# [PROBLEM DESCRIPTION]
Draw out every line with the word "entry" from the listing below.

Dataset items
§

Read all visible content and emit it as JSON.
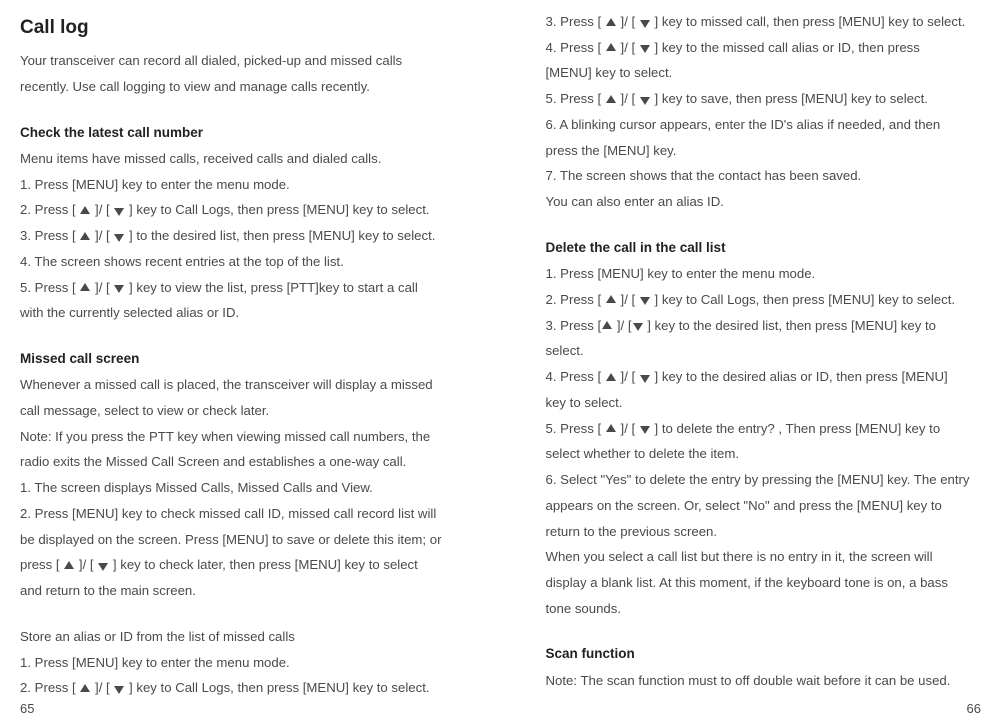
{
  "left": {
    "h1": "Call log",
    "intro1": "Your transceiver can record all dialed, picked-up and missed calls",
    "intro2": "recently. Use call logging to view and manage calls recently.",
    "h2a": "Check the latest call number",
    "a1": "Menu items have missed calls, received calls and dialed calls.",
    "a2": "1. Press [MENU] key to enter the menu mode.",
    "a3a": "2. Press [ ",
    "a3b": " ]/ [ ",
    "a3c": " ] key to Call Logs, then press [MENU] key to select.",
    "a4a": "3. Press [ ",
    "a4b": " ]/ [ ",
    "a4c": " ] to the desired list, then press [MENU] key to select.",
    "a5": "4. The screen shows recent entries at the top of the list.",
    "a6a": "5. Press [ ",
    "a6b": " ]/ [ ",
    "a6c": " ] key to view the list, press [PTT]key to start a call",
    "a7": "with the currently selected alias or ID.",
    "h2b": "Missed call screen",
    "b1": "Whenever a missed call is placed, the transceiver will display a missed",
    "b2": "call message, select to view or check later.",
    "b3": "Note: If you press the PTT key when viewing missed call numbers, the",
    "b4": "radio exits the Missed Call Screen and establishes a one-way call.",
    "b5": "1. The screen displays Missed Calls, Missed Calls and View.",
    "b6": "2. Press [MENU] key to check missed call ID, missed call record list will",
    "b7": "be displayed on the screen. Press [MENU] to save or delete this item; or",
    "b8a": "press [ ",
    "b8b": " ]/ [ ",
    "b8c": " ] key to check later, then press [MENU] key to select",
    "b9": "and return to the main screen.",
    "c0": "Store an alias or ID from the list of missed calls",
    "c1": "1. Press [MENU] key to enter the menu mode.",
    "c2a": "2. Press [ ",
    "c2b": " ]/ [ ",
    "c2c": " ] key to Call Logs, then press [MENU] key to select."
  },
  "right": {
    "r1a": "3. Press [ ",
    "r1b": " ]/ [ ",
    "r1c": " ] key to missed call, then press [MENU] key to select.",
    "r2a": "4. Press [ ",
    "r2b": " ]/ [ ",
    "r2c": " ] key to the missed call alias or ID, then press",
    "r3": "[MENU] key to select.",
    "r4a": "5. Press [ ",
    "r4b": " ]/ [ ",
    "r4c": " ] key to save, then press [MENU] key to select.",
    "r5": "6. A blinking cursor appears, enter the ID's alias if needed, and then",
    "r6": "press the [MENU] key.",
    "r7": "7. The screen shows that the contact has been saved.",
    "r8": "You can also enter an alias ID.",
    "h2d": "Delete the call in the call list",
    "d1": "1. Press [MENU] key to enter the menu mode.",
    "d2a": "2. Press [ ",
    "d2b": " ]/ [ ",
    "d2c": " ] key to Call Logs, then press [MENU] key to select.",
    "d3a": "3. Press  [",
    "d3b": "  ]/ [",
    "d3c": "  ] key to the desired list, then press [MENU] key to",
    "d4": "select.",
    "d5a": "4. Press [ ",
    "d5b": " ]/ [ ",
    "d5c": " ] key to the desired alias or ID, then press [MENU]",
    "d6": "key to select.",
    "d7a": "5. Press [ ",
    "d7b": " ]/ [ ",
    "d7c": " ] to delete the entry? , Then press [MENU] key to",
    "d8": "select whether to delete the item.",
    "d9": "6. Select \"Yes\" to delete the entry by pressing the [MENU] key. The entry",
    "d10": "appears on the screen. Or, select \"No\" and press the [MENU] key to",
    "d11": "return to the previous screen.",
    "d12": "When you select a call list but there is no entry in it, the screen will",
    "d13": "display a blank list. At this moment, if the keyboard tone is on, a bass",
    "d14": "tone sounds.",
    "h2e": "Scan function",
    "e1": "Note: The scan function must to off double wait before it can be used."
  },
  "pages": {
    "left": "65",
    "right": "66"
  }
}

§

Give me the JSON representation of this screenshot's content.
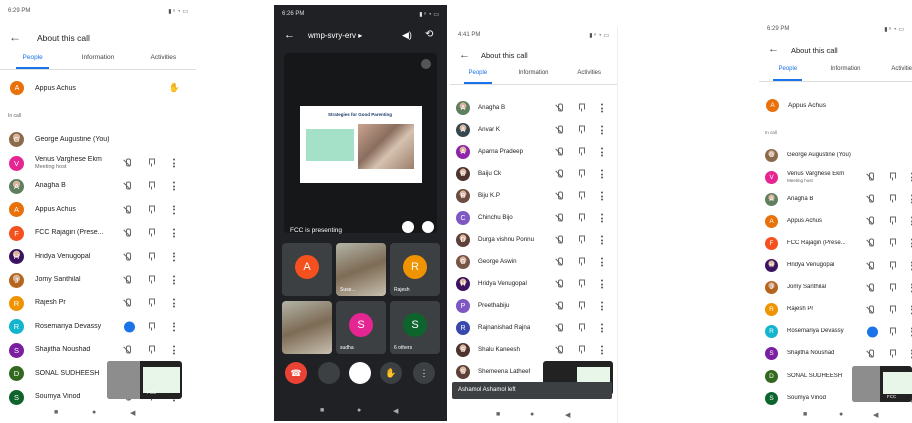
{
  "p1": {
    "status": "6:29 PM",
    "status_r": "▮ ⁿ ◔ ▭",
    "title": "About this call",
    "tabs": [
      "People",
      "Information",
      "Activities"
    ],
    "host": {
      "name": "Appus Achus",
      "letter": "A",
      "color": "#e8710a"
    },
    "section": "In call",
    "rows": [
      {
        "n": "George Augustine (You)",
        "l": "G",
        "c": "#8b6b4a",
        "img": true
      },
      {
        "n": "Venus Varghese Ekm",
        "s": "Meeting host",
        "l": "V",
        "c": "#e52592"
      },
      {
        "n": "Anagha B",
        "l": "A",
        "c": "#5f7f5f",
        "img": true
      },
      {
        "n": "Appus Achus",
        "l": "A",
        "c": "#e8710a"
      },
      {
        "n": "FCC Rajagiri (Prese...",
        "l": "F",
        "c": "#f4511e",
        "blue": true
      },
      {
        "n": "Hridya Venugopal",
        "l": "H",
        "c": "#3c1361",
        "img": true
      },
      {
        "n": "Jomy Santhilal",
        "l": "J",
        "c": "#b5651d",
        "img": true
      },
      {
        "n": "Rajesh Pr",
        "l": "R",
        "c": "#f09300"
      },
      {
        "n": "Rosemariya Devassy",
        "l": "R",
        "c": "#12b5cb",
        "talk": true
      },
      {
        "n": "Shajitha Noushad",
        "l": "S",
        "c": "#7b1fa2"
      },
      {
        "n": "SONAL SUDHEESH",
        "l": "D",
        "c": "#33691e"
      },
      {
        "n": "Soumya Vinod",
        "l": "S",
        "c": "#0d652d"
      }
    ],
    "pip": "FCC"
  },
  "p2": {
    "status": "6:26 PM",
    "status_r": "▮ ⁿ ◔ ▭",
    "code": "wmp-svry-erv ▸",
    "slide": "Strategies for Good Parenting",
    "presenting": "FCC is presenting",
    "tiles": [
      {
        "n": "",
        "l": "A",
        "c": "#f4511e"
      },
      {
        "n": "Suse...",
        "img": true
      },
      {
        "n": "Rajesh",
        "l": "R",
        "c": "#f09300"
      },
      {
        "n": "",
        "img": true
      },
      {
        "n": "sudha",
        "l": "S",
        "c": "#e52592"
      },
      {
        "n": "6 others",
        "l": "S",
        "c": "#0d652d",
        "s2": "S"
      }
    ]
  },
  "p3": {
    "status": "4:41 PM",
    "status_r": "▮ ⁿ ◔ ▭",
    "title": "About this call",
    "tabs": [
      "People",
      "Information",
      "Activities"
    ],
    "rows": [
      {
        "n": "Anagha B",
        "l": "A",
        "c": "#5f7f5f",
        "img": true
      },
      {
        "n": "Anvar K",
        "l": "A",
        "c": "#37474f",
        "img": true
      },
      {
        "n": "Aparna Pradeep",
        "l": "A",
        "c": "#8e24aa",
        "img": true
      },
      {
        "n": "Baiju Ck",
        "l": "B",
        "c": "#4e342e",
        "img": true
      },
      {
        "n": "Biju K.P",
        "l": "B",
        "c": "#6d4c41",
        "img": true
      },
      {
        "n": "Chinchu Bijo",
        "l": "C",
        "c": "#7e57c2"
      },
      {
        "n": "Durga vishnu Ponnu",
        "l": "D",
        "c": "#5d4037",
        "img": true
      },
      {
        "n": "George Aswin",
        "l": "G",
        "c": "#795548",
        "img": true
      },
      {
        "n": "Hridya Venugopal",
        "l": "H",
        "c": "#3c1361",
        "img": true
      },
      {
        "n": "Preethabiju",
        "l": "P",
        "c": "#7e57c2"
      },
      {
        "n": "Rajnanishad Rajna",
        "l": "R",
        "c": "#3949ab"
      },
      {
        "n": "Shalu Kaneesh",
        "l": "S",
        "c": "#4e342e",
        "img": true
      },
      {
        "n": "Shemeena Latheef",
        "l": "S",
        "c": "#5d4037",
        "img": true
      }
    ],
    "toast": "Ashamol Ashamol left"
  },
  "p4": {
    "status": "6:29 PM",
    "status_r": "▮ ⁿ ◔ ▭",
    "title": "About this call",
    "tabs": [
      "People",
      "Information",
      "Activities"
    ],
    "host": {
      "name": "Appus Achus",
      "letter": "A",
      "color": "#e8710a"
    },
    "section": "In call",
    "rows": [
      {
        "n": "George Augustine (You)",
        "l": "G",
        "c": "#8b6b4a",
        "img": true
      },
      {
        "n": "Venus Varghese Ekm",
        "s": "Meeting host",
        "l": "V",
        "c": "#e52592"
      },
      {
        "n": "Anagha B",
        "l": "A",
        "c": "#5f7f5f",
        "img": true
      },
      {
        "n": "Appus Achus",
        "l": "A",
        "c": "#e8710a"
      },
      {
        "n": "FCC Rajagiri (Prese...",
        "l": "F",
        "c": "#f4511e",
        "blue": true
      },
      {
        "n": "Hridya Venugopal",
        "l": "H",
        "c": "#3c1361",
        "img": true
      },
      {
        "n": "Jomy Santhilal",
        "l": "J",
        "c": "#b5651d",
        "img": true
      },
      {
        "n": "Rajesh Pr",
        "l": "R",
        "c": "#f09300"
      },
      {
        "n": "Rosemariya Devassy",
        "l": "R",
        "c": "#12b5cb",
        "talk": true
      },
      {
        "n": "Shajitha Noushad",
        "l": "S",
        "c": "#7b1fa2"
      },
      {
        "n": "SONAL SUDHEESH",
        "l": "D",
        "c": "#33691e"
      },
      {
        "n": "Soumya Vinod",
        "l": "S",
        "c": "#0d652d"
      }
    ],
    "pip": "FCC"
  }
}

§

# [ANSWER FOR THIS EXERCISE]
    "d7c": " ] to delete the entry? , Then press [MENU] key to",
    "d9": "6. Select \"Yes\" to delete the entry by pressing the [MENU] key. The entry",
    "d12": "When you select a call list but there is no entry in it, the screen will",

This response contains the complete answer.